(Spatial layout data)
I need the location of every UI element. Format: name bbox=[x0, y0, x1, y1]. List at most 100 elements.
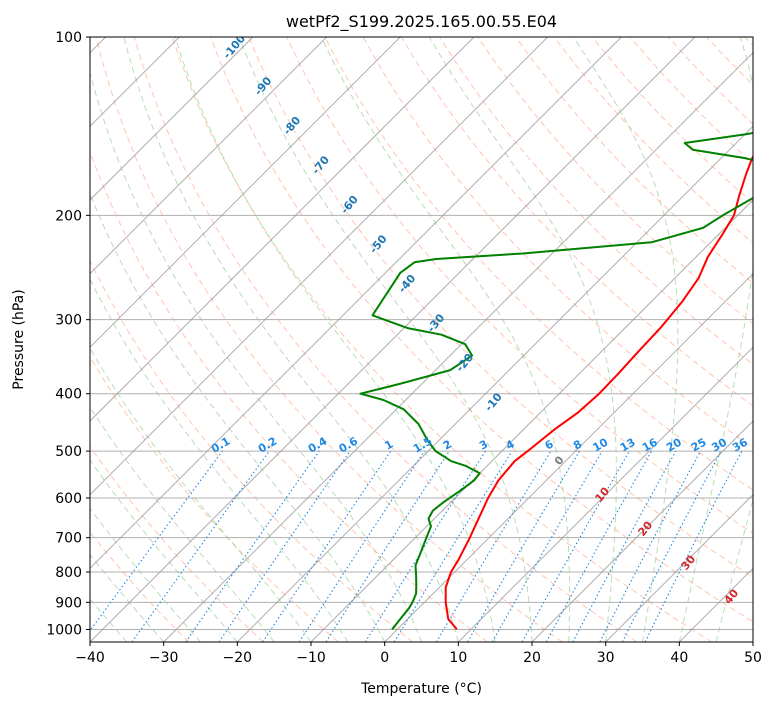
y-axis: 1000 900 800 700 600 500 400 300 200 100 bbox=[46, 30, 90, 638]
mixing-ratio-label: 25 bbox=[689, 436, 709, 455]
mixing-ratio-line bbox=[393, 450, 513, 642]
y-tick-label: 500 bbox=[55, 444, 82, 460]
dry-adiabat-label: 0 bbox=[552, 453, 567, 467]
chart-title: wetPf2_S199.2025.165.00.55.E04 bbox=[286, 12, 557, 32]
isotherm-line bbox=[90, 37, 696, 642]
y-tick-label: 400 bbox=[55, 387, 82, 403]
dry-adiabat-label: 30 bbox=[678, 552, 698, 572]
skewed-isotherms bbox=[90, 37, 753, 642]
mixing-ratio-label: 0.4 bbox=[306, 434, 330, 455]
dry-adiabat-line bbox=[210, 37, 753, 623]
moist-adiabat-line bbox=[715, 497, 753, 642]
isotherm-line bbox=[310, 199, 753, 642]
isotherm-line bbox=[90, 37, 549, 496]
mixing-ratio-line bbox=[90, 450, 223, 632]
moist-adiabat-line bbox=[238, 37, 533, 642]
dry-adiabat-line bbox=[744, 37, 753, 47]
isotherm-line bbox=[90, 37, 328, 275]
moist-adiabats bbox=[90, 37, 753, 642]
mixing-ratio-line bbox=[435, 450, 552, 642]
mixing-ratio-line bbox=[467, 450, 580, 642]
mixing-ratio-line bbox=[185, 450, 320, 642]
mixing-ratio-line bbox=[325, 450, 450, 642]
dry-adiabat-label: 10 bbox=[592, 484, 612, 504]
x-tick-label: 30 bbox=[597, 650, 615, 666]
x-tick-label: 0 bbox=[380, 650, 389, 666]
dry-adiabat-line bbox=[286, 37, 753, 534]
dry-adiabat-line bbox=[90, 531, 190, 642]
moist-adiabat-line bbox=[90, 70, 422, 642]
dry-adiabat-label: -50 bbox=[367, 232, 390, 256]
moist-adiabat-line bbox=[90, 347, 312, 642]
dry-adiabat-line bbox=[90, 356, 339, 642]
moist-adiabat-line bbox=[90, 459, 238, 642]
moist-adiabat-line bbox=[90, 192, 386, 642]
isotherm-line bbox=[90, 37, 475, 422]
dry-adiabat-label: -100 bbox=[220, 32, 248, 62]
moist-adiabat-line bbox=[572, 37, 679, 642]
mixing-ratio-line bbox=[218, 450, 351, 642]
isotherm-line bbox=[752, 641, 753, 642]
dry-adiabat-label: -60 bbox=[338, 193, 361, 217]
moist-adiabat-line bbox=[678, 37, 753, 642]
isotherm-line bbox=[90, 37, 622, 570]
mixing-ratio-label: 16 bbox=[640, 435, 660, 454]
isotherm-line bbox=[384, 272, 753, 642]
y-axis-label: Pressure (hPa) bbox=[11, 289, 27, 389]
dry-adiabat-line bbox=[248, 37, 753, 578]
mixing-ratio-line bbox=[545, 450, 653, 642]
mixing-ratio-line bbox=[599, 450, 701, 642]
dry-adiabat-line bbox=[90, 150, 488, 642]
mixing-ratio-label: 1.5 bbox=[411, 435, 434, 456]
isotherm-line bbox=[678, 567, 753, 642]
x-tick-label: 10 bbox=[449, 650, 467, 666]
isotherm-line bbox=[531, 420, 753, 642]
moist-adiabat-line bbox=[90, 406, 275, 642]
mixing-ratio-lines bbox=[90, 450, 743, 642]
dry-adiabat-line bbox=[171, 37, 712, 642]
isotherm-line bbox=[605, 493, 753, 642]
series-line bbox=[359, 131, 753, 631]
moist-adiabat-line bbox=[320, 37, 571, 642]
x-tick-label: 50 bbox=[744, 650, 762, 666]
x-tick-label: −10 bbox=[296, 650, 326, 666]
y-tick-label: 600 bbox=[55, 491, 82, 507]
mixing-ratio-line bbox=[572, 450, 677, 642]
dry-adiabat-label: -70 bbox=[309, 153, 332, 177]
isotherm-line bbox=[236, 125, 753, 642]
dry-adiabat-line bbox=[90, 445, 264, 642]
dry-adiabat-label: -90 bbox=[252, 74, 275, 98]
mixing-ratio-line bbox=[262, 450, 392, 642]
mixing-ratio-label: 36 bbox=[730, 435, 750, 454]
dry-adiabat-line bbox=[515, 37, 753, 284]
mixing-ratio-line bbox=[131, 450, 270, 642]
mixing-ratio-label: 0.1 bbox=[209, 435, 232, 456]
mixing-ratio-label: 30 bbox=[709, 435, 729, 454]
dry-adiabat-line bbox=[591, 37, 753, 204]
dry-adiabat-line bbox=[90, 259, 414, 642]
moist-adiabat-line bbox=[90, 278, 349, 642]
x-tick-label: −40 bbox=[75, 650, 105, 666]
dry-adiabat-label: -20 bbox=[453, 351, 476, 375]
moist-adiabat-line bbox=[428, 37, 617, 642]
y-tick-label: 700 bbox=[55, 531, 82, 547]
dry-adiabat-line bbox=[133, 37, 638, 642]
x-axis-label: Temperature (°C) bbox=[360, 681, 482, 697]
dry-adiabat-line bbox=[668, 37, 753, 125]
moist-adiabat-line bbox=[174, 37, 496, 642]
x-tick-label: 20 bbox=[523, 650, 541, 666]
isotherm-line bbox=[90, 37, 254, 201]
dry-adiabat-line bbox=[706, 37, 753, 86]
dry-adiabat-line bbox=[553, 37, 753, 244]
dry-adiabats bbox=[90, 37, 753, 642]
mixing-ratio-label: 10 bbox=[590, 435, 610, 454]
mixing-ratio-line bbox=[644, 450, 743, 642]
plot-area: 0.1 0.2 0.4 0.6 1 1.5 2 3 4 6 8 10 13 16 20 25 30 36-100-… bbox=[90, 32, 753, 642]
plot-frame bbox=[89, 36, 754, 643]
series-line bbox=[444, 154, 753, 631]
mixing-ratio-label: 6 bbox=[543, 437, 556, 452]
y-tick-label: 800 bbox=[55, 565, 82, 581]
isotherm-line bbox=[163, 51, 753, 642]
grid-lines bbox=[90, 37, 753, 630]
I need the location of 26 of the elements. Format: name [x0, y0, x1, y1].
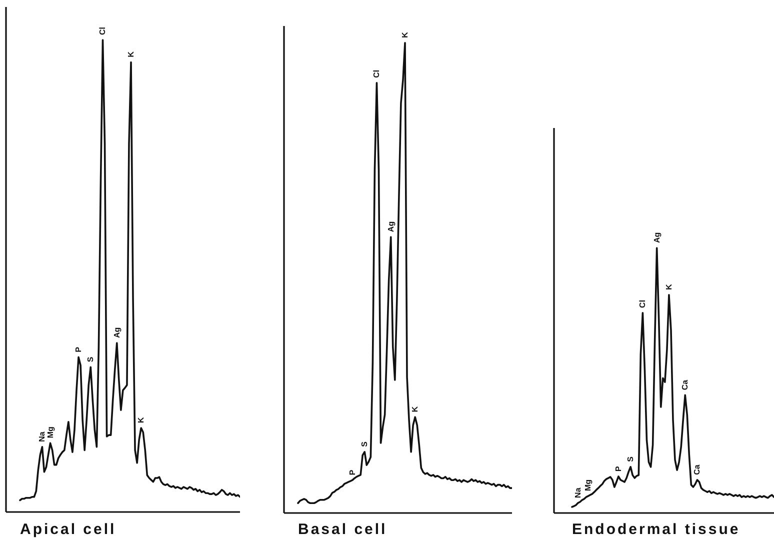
annotation: Mg: [584, 479, 593, 492]
annotation: S: [626, 456, 636, 462]
annotation: P: [74, 346, 84, 352]
x-axis-title: Apical cell: [20, 521, 116, 538]
annotation: Ca: [692, 464, 702, 475]
annotation: Ca: [680, 379, 690, 390]
annotation: K: [664, 284, 674, 290]
annotation: Ag: [386, 221, 396, 232]
annotation: K: [400, 32, 410, 38]
annotation: S: [360, 440, 370, 447]
annotation: P: [614, 465, 623, 472]
annotation: S: [86, 356, 96, 362]
annotation: Cl: [372, 70, 382, 78]
annotation: Cl: [638, 300, 648, 308]
annotation: Na: [574, 487, 583, 498]
annotation: K: [136, 416, 146, 423]
x-axis-title: Endodermal tissue: [572, 521, 740, 538]
annotation: K: [126, 51, 136, 58]
annotation: Cl: [98, 27, 108, 36]
annotation: K: [410, 406, 420, 412]
x-axis-title: Basal cell: [298, 521, 388, 538]
annotation: Na: [38, 431, 47, 442]
annotation: Mg: [46, 426, 55, 438]
annotation: Ag: [112, 327, 122, 338]
annotation: P: [348, 469, 358, 476]
annotation: Ag: [652, 232, 662, 244]
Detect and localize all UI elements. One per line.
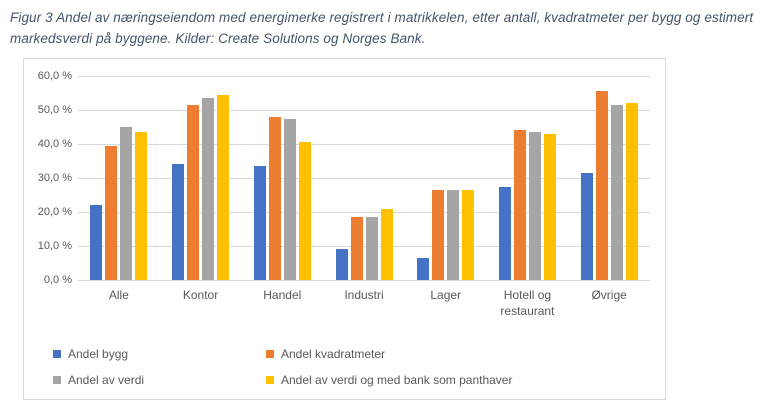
legend-item-label: Andel av verdi og med bank som panthaver [281,373,513,387]
gridline [78,211,650,213]
y-axis-tick-label: 30,0 % [37,172,72,184]
plot-area: 0,0 % 10,0 % 20,0 % 30,0 % 40,0 % 50,0 % 60,0 … [38,70,650,318]
gridline [78,279,650,281]
y-axis-tick-label: 20,0 % [37,206,72,218]
bar [298,142,311,280]
gridline [78,75,650,77]
y-axis-tick-label: 10,0 % [37,240,72,252]
figure-caption: Figur 3 Andel av næringseiendom med ener… [10,10,754,46]
bar [580,172,593,280]
x-axis-category-label: Lager [430,288,462,302]
legend-item: Andel kvadratmeter [266,347,385,361]
x-axis-category-label: Alle [108,288,129,302]
legend-item-label: Andel av verdi [68,373,145,387]
bar [365,217,378,280]
x-axis-category-label: Industri [344,288,384,302]
legend-item-label: Andel kvadratmeter [281,347,386,361]
bar [187,104,200,280]
y-axis-tick-label: 40,0 % [37,138,72,150]
gridline [78,245,650,247]
legend-swatch [53,376,61,384]
bar [335,249,348,280]
bar [268,116,281,280]
legend-swatch [53,350,61,358]
bar [543,133,556,280]
bar [462,189,475,280]
bar [172,164,185,280]
bar [498,186,511,280]
y-axis-tick-label: 50,0 % [37,104,72,116]
bar [283,118,296,280]
bar [595,91,608,280]
legend-item-label: Andel bygg [68,347,129,361]
bar [513,130,526,280]
legend-item: Andel bygg [53,347,128,361]
bar [432,189,445,280]
bar [447,189,460,280]
legend-item: Andel av verdi og med bank som panthaver [266,373,512,387]
bar [610,104,623,280]
bar [253,166,266,280]
legend-item: Andel av verdi [53,373,144,387]
y-axis-tick-label: 0,0 % [43,274,72,286]
bar [528,132,541,280]
bar [625,103,638,280]
gridline [78,143,650,145]
gridline [78,109,650,111]
y-axis-tick-label: 60,0 % [37,70,72,82]
gridline [78,177,650,179]
bar [120,127,133,280]
bar [217,94,230,280]
chart-frame: 0,0 % 10,0 % 20,0 % 30,0 % 40,0 % 50,0 % 60,0 … [23,58,666,400]
x-axis-category-label: Øvrige [591,288,627,302]
bar [135,132,148,280]
legend-swatch [266,376,274,384]
bar [90,205,103,280]
x-axis-category-label: Hotell og restaurant [500,288,555,318]
legend-swatch [266,350,274,358]
bar [105,145,118,280]
x-axis-category-label: Kontor [182,288,219,302]
bar [202,98,215,280]
bar [380,208,393,280]
bar [417,257,430,280]
bar [350,217,363,280]
x-axis-category-label: Handel [263,288,302,302]
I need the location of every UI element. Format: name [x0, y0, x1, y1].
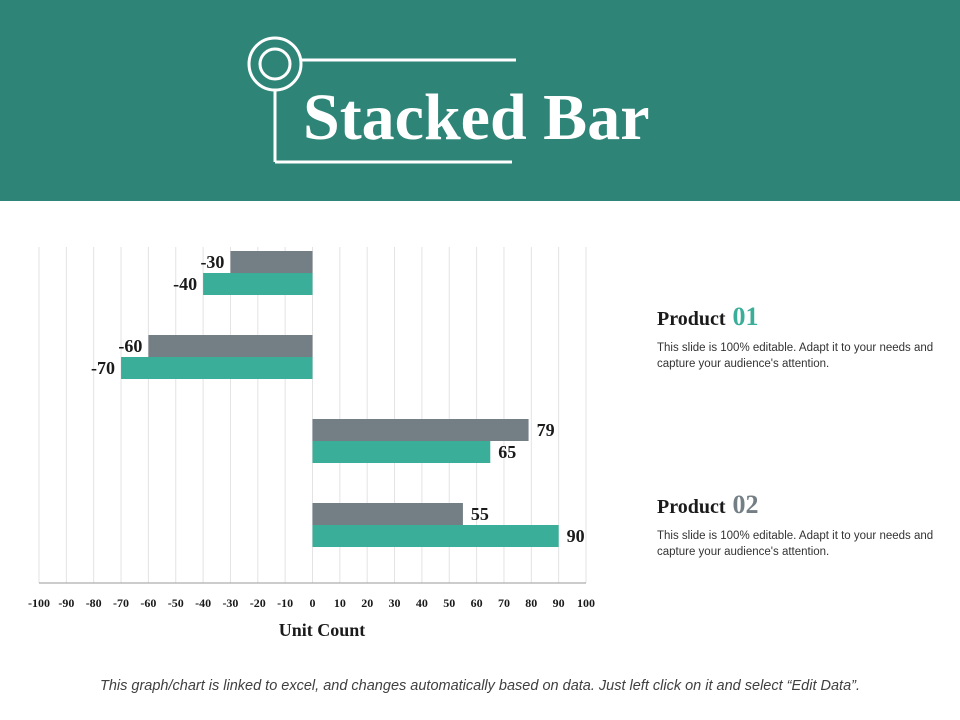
- product-01-label: Product: [657, 308, 726, 330]
- x-tick-label: 100: [577, 596, 595, 610]
- product-01-block: Product 01 This slide is 100% editable. …: [657, 302, 937, 372]
- x-tick-label: -10: [277, 596, 293, 610]
- x-tick-label: -100: [28, 596, 50, 610]
- product-02-number: 02: [732, 490, 759, 519]
- x-tick-label: 40: [416, 596, 428, 610]
- data-label: 65: [498, 442, 516, 462]
- data-label: -60: [118, 336, 142, 356]
- footer-note: This graph/chart is linked to excel, and…: [99, 678, 861, 694]
- bar: [121, 357, 313, 379]
- x-tick-label: -60: [140, 596, 156, 610]
- title-ornament: [247, 36, 516, 164]
- x-tick-label: 20: [361, 596, 373, 610]
- page-title: Stacked Bar: [303, 81, 650, 154]
- product-01-number: 01: [732, 302, 759, 331]
- bar: [312, 503, 463, 525]
- header-banner: Stacked Bar: [0, 0, 960, 201]
- bar: [203, 273, 313, 295]
- data-label: 55: [471, 504, 489, 524]
- bar-chart: -100 -90 -80 -70 -60 -50 -40 -30 -20 -10 0 10 20 30 40…: [28, 247, 595, 610]
- x-tick-label: -70: [113, 596, 129, 610]
- x-tick-label: -50: [168, 596, 184, 610]
- bar: [230, 251, 313, 273]
- product-02-label: Product: [657, 496, 726, 518]
- x-tick-label: 30: [389, 596, 401, 610]
- data-label: -40: [173, 274, 197, 294]
- product-02-title: Product 02: [657, 490, 937, 520]
- x-tick-label: 60: [471, 596, 483, 610]
- bar: [312, 441, 491, 463]
- data-label: 90: [567, 526, 585, 546]
- product-02-block: Product 02 This slide is 100% editable. …: [657, 490, 937, 560]
- product-02-description: This slide is 100% editable. Adapt it to…: [657, 530, 934, 558]
- ornament-inner-ring: [258, 47, 292, 81]
- x-tick-label: -90: [58, 596, 74, 610]
- bar: [312, 419, 529, 441]
- data-label: 79: [537, 420, 555, 440]
- bar: [312, 525, 559, 547]
- chart-area: -100 -90 -80 -70 -60 -50 -40 -30 -20 -10 0 10 20 30 40…: [0, 230, 620, 650]
- x-tick-label: 10: [334, 596, 346, 610]
- ornament-outer-ring: [247, 36, 303, 92]
- data-label: -30: [200, 252, 224, 272]
- x-tick-label: -30: [222, 596, 238, 610]
- data-label: -70: [91, 358, 115, 378]
- product-01-title: Product 01: [657, 302, 937, 332]
- x-tick-label: -80: [86, 596, 102, 610]
- x-tick-label: -40: [195, 596, 211, 610]
- x-tick-label: 90: [553, 596, 565, 610]
- product-01-description: This slide is 100% editable. Adapt it to…: [657, 342, 934, 370]
- x-tick-label: 50: [443, 596, 455, 610]
- x-axis-title: Unit Count: [278, 620, 366, 640]
- bar: [148, 335, 313, 357]
- x-tick-label: 70: [498, 596, 510, 610]
- x-tick-label: -20: [250, 596, 266, 610]
- x-tick-label: 80: [525, 596, 537, 610]
- x-tick-label: 0: [310, 596, 316, 610]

What the task asks:
Copy the lines of the listing above word for word, starting with the line containing "legend-item-label: Andel av verdi og" and continuing through the line containing "y-axis-tick-label: 50,0 % [37,104,72,116]".

Response to this task:
legend-item-label: Andel av verdi og med bank som panthaver [281,373,513,387]
gridline [78,211,650,213]
y-axis-tick-label: 30,0 % [37,172,72,184]
plot-area: 0,0 % 10,0 % 20,0 % 30,0 % 40,0 % 50,0 % 60,0 … [38,70,650,318]
gridline [78,279,650,281]
y-axis-tick-label: 20,0 % [37,206,72,218]
bar [298,142,311,280]
gridline [78,75,650,77]
y-axis-tick-label: 10,0 % [37,240,72,252]
figure-caption: Figur 3 Andel av næringseiendom med ener… [10,10,754,46]
bar [580,172,593,280]
x-axis-category-label: Lager [430,288,462,302]
legend-item: Andel kvadratmeter [266,347,385,361]
x-axis-category-label: Alle [108,288,129,302]
legend-item-label: Andel av verdi [68,373,145,387]
bar [365,217,378,280]
x-axis-category-label: Industri [344,288,384,302]
legend-item-label: Andel kvadratmeter [281,347,386,361]
bar [187,104,200,280]
y-axis-tick-label: 40,0 % [37,138,72,150]
gridline [78,245,650,247]
legend-swatch [53,376,61,384]
bar [335,249,348,280]
bar [268,116,281,280]
legend-swatch [53,350,61,358]
bar [543,133,556,280]
bar [462,189,475,280]
bar [172,164,185,280]
bar [498,186,511,280]
y-axis-tick-label: 50,0 % [37,104,72,116]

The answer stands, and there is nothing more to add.